* Given exercise:
Each record is to be printed again precisely as it reads.
━━━ Extracted information ━━━
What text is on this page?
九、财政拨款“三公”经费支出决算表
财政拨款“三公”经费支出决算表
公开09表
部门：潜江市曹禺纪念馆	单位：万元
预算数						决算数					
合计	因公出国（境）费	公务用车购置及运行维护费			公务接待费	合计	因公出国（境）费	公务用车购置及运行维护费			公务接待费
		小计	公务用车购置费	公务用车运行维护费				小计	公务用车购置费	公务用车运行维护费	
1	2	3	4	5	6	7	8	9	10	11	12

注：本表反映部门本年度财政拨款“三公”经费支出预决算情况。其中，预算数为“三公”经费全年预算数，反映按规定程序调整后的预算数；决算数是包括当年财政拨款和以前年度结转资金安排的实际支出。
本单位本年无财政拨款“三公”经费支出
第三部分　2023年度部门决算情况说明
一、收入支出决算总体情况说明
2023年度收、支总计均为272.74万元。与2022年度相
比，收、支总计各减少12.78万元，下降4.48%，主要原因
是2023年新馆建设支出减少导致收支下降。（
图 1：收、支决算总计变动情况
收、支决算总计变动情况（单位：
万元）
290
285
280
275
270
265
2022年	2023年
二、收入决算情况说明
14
━━━
* Expected answer:
What text is on this page?
九、财政拨款“三公”经费支出决算表
财政拨款“三公”经费支出决算表
公开09表
部门：潜江市曹禺纪念馆	单位：万元
预算数						决算数					
合计	因公出国（境）费	公务用车购置及运行维护费			公务接待费	合计	因公出国（境）费	公务用车购置及运行维护费			公务接待费
		小计	公务用车购置费	公务用车运行维护费				小计	公务用车购置费	公务用车运行维护费	
1	2	3	4	5	6	7	8	9	10	11	12

注：本表反映部门本年度财政拨款“三公”经费支出预决算情况。其中，预算数为“三公”经费全年预算数，反映按规定程序调整后的预算数；决算数是包括当年财政拨款和以前年度结转资金安排的实际支出。
本单位本年无财政拨款“三公”经费支出
第三部分　2023年度部门决算情况说明
一、收入支出决算总体情况说明
2023年度收、支总计均为272.74万元。与2022年度相
比，收、支总计各减少12.78万元，下降4.48%，主要原因
是2023年新馆建设支出减少导致收支下降。（
图 1：收、支决算总计变动情况
收、支决算总计变动情况（单位：
万元）
290
285
280
275
270
265
2022年	2023年
二、收入决算情况说明
14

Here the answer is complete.